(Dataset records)
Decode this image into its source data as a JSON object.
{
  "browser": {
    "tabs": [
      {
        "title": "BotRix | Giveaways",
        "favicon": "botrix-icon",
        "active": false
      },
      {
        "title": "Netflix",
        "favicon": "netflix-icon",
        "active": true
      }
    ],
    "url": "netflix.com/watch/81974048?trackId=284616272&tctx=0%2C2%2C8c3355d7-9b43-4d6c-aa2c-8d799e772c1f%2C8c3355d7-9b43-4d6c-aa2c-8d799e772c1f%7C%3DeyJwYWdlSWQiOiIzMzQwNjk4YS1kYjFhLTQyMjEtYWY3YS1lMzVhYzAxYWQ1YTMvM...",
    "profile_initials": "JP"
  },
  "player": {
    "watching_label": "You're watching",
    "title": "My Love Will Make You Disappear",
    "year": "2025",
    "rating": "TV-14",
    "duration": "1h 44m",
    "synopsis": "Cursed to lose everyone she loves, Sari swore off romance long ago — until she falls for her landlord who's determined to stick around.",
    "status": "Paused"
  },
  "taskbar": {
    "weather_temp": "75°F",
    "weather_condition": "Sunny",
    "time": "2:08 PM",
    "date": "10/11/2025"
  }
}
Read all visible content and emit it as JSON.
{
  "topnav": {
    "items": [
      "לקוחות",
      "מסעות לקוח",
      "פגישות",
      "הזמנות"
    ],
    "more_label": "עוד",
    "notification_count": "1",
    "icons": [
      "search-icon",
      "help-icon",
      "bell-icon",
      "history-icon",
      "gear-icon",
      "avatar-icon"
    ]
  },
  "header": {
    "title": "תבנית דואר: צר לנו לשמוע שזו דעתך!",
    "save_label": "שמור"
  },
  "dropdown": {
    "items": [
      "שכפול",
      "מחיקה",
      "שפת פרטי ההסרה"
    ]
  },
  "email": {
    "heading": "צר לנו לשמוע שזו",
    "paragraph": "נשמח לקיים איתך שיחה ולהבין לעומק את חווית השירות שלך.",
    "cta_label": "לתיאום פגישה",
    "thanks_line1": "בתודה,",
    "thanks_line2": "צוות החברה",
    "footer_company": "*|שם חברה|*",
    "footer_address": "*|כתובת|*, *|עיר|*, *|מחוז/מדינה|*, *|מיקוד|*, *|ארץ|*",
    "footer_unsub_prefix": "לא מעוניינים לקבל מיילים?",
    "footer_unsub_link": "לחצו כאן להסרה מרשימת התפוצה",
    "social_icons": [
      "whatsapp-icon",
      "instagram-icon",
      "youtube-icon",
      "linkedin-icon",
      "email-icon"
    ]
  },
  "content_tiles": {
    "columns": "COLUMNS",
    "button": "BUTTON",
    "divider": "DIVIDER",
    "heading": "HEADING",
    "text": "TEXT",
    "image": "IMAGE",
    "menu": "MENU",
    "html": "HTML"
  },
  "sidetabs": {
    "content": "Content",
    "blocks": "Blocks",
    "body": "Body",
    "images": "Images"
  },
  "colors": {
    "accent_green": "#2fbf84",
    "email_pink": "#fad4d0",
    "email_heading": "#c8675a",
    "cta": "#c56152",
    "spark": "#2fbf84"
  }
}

_PROBLEM STATEMENT:_ Extract the complete listing verbatim.

_COMPLETED TASK:_
Decode this image into its source data as a JSON object.
{
  "browser": {
    "tabs": [
      {
        "title": "BotRix | Giveaways",
        "favicon": "botrix-icon",
        "active": false
      },
      {
        "title": "Netflix",
        "favicon": "netflix-icon",
        "active": true
      }
    ],
    "url": "netflix.com/watch/81974048?trackId=284616272&tctx=0%2C2%2C8c3355d7-9b43-4d6c-aa2c-8d799e772c1f%2C8c3355d7-9b43-4d6c-aa2c-8d799e772c1f%7C%3DeyJwYWdlSWQiOiIzMzQwNjk4YS1kYjFhLTQyMjEtYWY3YS1lMzVhYzAxYWQ1YTMvM...",
    "profile_initials": "JP"
  },
  "player": {
    "watching_label": "You're watching",
    "title": "My Love Will Make You Disappear",
    "year": "2025",
    "rating": "TV-14",
    "duration": "1h 44m",
    "synopsis": "Cursed to lose everyone she loves, Sari swore off romance long ago — until she falls for her landlord who's determined to stick around.",
    "status": "Paused"
  },
  "taskbar": {
    "weather_temp": "75°F",
    "weather_condition": "Sunny",
    "time": "2:08 PM",
    "date": "10/11/2025"
  }
}
Read all visible content and emit it as JSON.
{
  "topnav": {
    "items": [
      "לקוחות",
      "מסעות לקוח",
      "פגישות",
      "הזמנות"
    ],
    "more_label": "עוד",
    "notification_count": "1",
    "icons": [
      "search-icon",
      "help-icon",
      "bell-icon",
      "history-icon",
      "gear-icon",
      "avatar-icon"
    ]
  },
  "header": {
    "title": "תבנית דואר: צר לנו לשמוע שזו דעתך!",
    "save_label": "שמור"
  },
  "dropdown": {
    "items": [
      "שכפול",
      "מחיקה",
      "שפת פרטי ההסרה"
    ]
  },
  "email": {
    "heading": "צר לנו לשמוע שזו",
    "paragraph": "נשמח לקיים איתך שיחה ולהבין לעומק את חווית השירות שלך.",
    "cta_label": "לתיאום פגישה",
    "thanks_line1": "בתודה,",
    "thanks_line2": "צוות החברה",
    "footer_company": "*|שם חברה|*",
    "footer_address": "*|כתובת|*, *|עיר|*, *|מחוז/מדינה|*, *|מיקוד|*, *|ארץ|*",
    "footer_unsub_prefix": "לא מעוניינים לקבל מיילים?",
    "footer_unsub_link": "לחצו כאן להסרה מרשימת התפוצה",
    "social_icons": [
      "whatsapp-icon",
      "instagram-icon",
      "youtube-icon",
      "linkedin-icon",
      "email-icon"
    ]
  },
  "content_tiles": {
    "columns": "COLUMNS",
    "button": "BUTTON",
    "divider": "DIVIDER",
    "heading": "HEADING",
    "text": "TEXT",
    "image": "IMAGE",
    "menu": "MENU",
    "html": "HTML"
  },
  "sidetabs": {
    "content": "Content",
    "blocks": "Blocks",
    "body": "Body",
    "images": "Images"
  },
  "colors": {
    "accent_green": "#2fbf84",
    "email_pink": "#fad4d0",
    "email_heading": "#c8675a",
    "cta": "#c56152",
    "spark": "#2fbf84"
  }
}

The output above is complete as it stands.